> EXERCISE BRIEF
Copy down every line where the string "странице" shows up.

> DATA EXCERPTS

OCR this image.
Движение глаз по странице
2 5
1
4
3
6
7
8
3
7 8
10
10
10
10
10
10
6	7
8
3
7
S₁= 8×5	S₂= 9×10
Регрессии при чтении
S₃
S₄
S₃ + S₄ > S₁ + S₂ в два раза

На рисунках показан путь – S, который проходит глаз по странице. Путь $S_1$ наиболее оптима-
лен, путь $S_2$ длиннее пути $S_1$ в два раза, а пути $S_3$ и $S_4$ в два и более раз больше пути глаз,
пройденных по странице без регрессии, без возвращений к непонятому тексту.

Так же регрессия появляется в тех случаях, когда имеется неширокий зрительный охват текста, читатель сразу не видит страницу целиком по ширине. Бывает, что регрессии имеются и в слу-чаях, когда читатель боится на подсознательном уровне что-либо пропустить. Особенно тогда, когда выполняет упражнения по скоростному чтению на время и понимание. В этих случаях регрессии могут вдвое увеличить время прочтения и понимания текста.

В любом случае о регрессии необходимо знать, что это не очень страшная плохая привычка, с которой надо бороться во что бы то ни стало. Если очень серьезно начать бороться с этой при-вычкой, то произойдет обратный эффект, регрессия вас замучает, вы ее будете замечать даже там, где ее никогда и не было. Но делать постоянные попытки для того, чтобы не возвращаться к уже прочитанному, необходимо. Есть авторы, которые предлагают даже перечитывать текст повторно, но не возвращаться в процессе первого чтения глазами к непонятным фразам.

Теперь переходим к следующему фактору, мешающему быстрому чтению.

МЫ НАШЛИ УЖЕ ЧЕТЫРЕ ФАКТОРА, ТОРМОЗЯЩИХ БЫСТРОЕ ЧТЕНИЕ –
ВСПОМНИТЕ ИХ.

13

> TASK ANSWER
Движение глаз по странице
На рисунках показан путь – S, который проходит глаз по странице. Путь $S_1$ наиболее оптима-
пройденных по странице без регрессии, без возвращений к непонятому тексту.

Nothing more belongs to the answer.